-- Instructions for the task --
Images embedded in the records are excluded; print everything else exactly as given.

====== Stored records ======

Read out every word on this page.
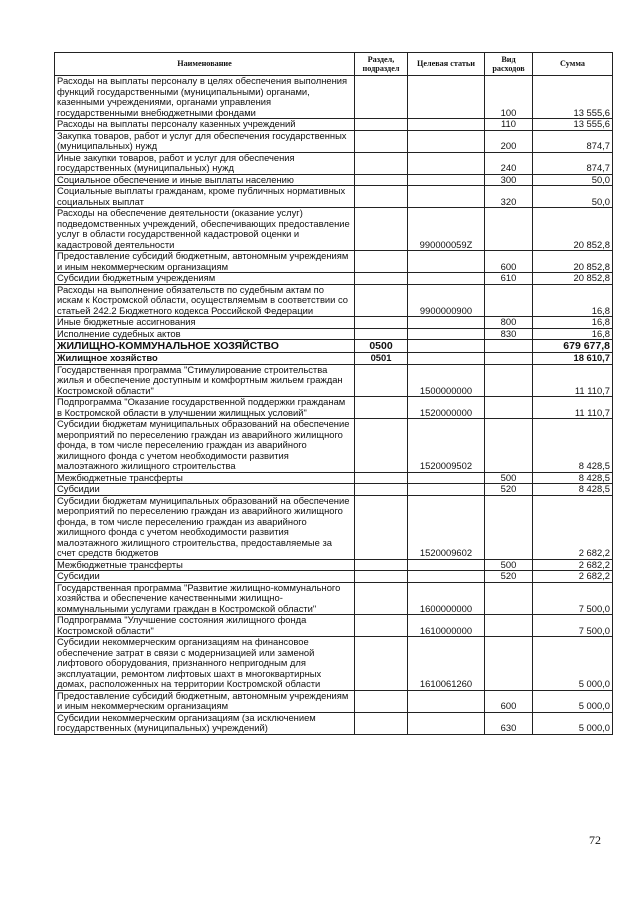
Наименование	Раздел, подраздел	Целевая статьи	Вид расходов	Сумма
Расходы на выплаты персоналу в целях обеспечения выполнения функций государственными (муниципальными) органами, казенными учреждениями, органами управления государственными внебюджетными фондами			100	13 555,6
Расходы на выплаты персоналу казенных учреждений			110	13 555,6
Закупка товаров, работ и услуг для обеспечения государственных (муниципальных) нужд			200	874,7
Иные закупки товаров, работ и услуг для обеспечения государственных (муниципальных) нужд			240	874,7
Социальное обеспечение и иные выплаты населению			300	50,0
Социальные выплаты гражданам, кроме публичных нормативных социальных выплат			320	50,0
Расходы на обеспечение деятельности (оказание услуг) подведомственных учреждений, обеспечивающих предоставление услуг в области государственной кадастровой оценки и кадастровой деятельности		990000059Z		20 852,8
Предоставление субсидий бюджетным, автономным учреждениям и иным некоммерческим организациям			600	20 852,8
Субсидии бюджетным учреждениям			610	20 852,8
Расходы на выполнение обязательств по судебным актам по искам к Костромской области, осуществляемым в соответствии со статьей 242.2 Бюджетного кодекса Российской Федерации		9900000900		16,8
Иные бюджетные ассигнования			800	16,8
Исполнение судебных актов			830	16,8
ЖИЛИЩНО-КОММУНАЛЬНОЕ ХОЗЯЙСТВО	0500			679 677,8
Жилищное хозяйство	0501			18 610,7
Государственная программа "Стимулирование строительства жилья и обеспечение доступным и комфортным жильем граждан Костромской области"		1500000000		11 110,7
Подпрограмма "Оказание государственной поддержки гражданам в Костромской области в улучшении жилищных условий"		1520000000		11 110,7
Субсидии бюджетам муниципальных образований на обеспечение мероприятий по переселению граждан из аварийного жилищного фонда, в том числе переселению граждан из аварийного жилищного фонда с учетом необходимости развития малоэтажного жилищного строительства		1520009502		8 428,5
Межбюджетные трансферты			500	8 428,5
Субсидии			520	8 428,5
Субсидии бюджетам муниципальных образований на обеспечение мероприятий по переселению граждан из аварийного жилищного фонда, в том числе переселению граждан из аварийного жилищного фонда с учетом необходимости развития малоэтажного жилищного строительства, предоставляемые за счет средств бюджетов		1520009602		2 682,2
Межбюджетные трансферты			500	2 682,2
Субсидии			520	2 682,2
Государственная программа "Развитие жилищно-коммунального хозяйства и обеспечение качественными жилищно-коммунальными услугами граждан в Костромской области"		1600000000		7 500,0
Подпрограмма "Улучшение состояния жилищного фонда Костромской области"		1610000000		7 500,0
Субсидии некоммерческим организациям на финансовое обеспечение затрат в связи с модернизацией или заменой лифтового оборудования, признанного непригодным для эксплуатации, ремонтом лифтовых шахт в многоквартирных домах, расположенных на территории Костромской области		1610061260		5 000,0
Предоставление субсидий бюджетным, автономным учреждениям и иным некоммерческим организациям			600	5 000,0
Субсидии некоммерческим организациям (за исключением государственных (муниципальных) учреждений)			630	5 000,0
72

======

-- The response --
Read out every word on this page.
Наименование	Раздел, подраздел	Целевая статьи	Вид расходов	Сумма
Расходы на выплаты персоналу в целях обеспечения выполнения функций государственными (муниципальными) органами, казенными учреждениями, органами управления государственными внебюджетными фондами			100	13 555,6
Расходы на выплаты персоналу казенных учреждений			110	13 555,6
Закупка товаров, работ и услуг для обеспечения государственных (муниципальных) нужд			200	874,7
Иные закупки товаров, работ и услуг для обеспечения государственных (муниципальных) нужд			240	874,7
Социальное обеспечение и иные выплаты населению			300	50,0
Социальные выплаты гражданам, кроме публичных нормативных социальных выплат			320	50,0
Расходы на обеспечение деятельности (оказание услуг) подведомственных учреждений, обеспечивающих предоставление услуг в области государственной кадастровой оценки и кадастровой деятельности		990000059Z		20 852,8
Предоставление субсидий бюджетным, автономным учреждениям и иным некоммерческим организациям			600	20 852,8
Субсидии бюджетным учреждениям			610	20 852,8
Расходы на выполнение обязательств по судебным актам по искам к Костромской области, осуществляемым в соответствии со статьей 242.2 Бюджетного кодекса Российской Федерации		9900000900		16,8
Иные бюджетные ассигнования			800	16,8
Исполнение судебных актов			830	16,8
ЖИЛИЩНО-КОММУНАЛЬНОЕ ХОЗЯЙСТВО	0500			679 677,8
Жилищное хозяйство	0501			18 610,7
Государственная программа "Стимулирование строительства жилья и обеспечение доступным и комфортным жильем граждан Костромской области"		1500000000		11 110,7
Подпрограмма "Оказание государственной поддержки гражданам в Костромской области в улучшении жилищных условий"		1520000000		11 110,7
Субсидии бюджетам муниципальных образований на обеспечение мероприятий по переселению граждан из аварийного жилищного фонда, в том числе переселению граждан из аварийного жилищного фонда с учетом необходимости развития малоэтажного жилищного строительства		1520009502		8 428,5
Межбюджетные трансферты			500	8 428,5
Субсидии			520	8 428,5
Субсидии бюджетам муниципальных образований на обеспечение мероприятий по переселению граждан из аварийного жилищного фонда, в том числе переселению граждан из аварийного жилищного фонда с учетом необходимости развития малоэтажного жилищного строительства, предоставляемые за счет средств бюджетов		1520009602		2 682,2
Межбюджетные трансферты			500	2 682,2
Субсидии			520	2 682,2
Государственная программа "Развитие жилищно-коммунального хозяйства и обеспечение качественными жилищно-коммунальными услугами граждан в Костромской области"		1600000000		7 500,0
Подпрограмма "Улучшение состояния жилищного фонда Костромской области"		1610000000		7 500,0
Субсидии некоммерческим организациям на финансовое обеспечение затрат в связи с модернизацией или заменой лифтового оборудования, признанного непригодным для эксплуатации, ремонтом лифтовых шахт в многоквартирных домах, расположенных на территории Костромской области		1610061260		5 000,0
Предоставление субсидий бюджетным, автономным учреждениям и иным некоммерческим организациям			600	5 000,0
Субсидии некоммерческим организациям (за исключением государственных (муниципальных) учреждений)			630	5 000,0
72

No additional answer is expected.